Begin

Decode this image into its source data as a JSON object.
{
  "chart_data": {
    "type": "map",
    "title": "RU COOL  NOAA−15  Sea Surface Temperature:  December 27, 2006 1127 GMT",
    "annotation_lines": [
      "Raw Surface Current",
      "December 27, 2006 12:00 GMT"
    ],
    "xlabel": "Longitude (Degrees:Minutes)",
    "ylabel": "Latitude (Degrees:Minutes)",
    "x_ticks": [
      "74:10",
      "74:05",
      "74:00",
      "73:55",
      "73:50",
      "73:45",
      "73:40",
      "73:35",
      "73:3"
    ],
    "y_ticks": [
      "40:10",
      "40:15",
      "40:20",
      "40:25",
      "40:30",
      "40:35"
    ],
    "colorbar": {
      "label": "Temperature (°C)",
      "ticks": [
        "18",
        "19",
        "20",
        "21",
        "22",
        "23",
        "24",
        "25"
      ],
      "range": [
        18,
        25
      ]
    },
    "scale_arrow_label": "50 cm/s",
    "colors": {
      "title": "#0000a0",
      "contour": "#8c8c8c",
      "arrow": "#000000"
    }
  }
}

End

▶ _Stated task_: Repeat each entry word for word.

▶ _Result for this task_:
Decode this image into its source data as a JSON object.
{
  "chart_data": {
    "type": "map",
    "title": "RU COOL  NOAA−15  Sea Surface Temperature:  December 27, 2006 1127 GMT",
    "annotation_lines": [
      "Raw Surface Current",
      "December 27, 2006 12:00 GMT"
    ],
    "xlabel": "Longitude (Degrees:Minutes)",
    "ylabel": "Latitude (Degrees:Minutes)",
    "x_ticks": [
      "74:10",
      "74:05",
      "74:00",
      "73:55",
      "73:50",
      "73:45",
      "73:40",
      "73:35",
      "73:3"
    ],
    "y_ticks": [
      "40:10",
      "40:15",
      "40:20",
      "40:25",
      "40:30",
      "40:35"
    ],
    "colorbar": {
      "label": "Temperature (°C)",
      "ticks": [
        "18",
        "19",
        "20",
        "21",
        "22",
        "23",
        "24",
        "25"
      ],
      "range": [
        18,
        25
      ]
    },
    "scale_arrow_label": "50 cm/s",
    "colors": {
      "title": "#0000a0",
      "contour": "#8c8c8c",
      "arrow": "#000000"
    }
  }
}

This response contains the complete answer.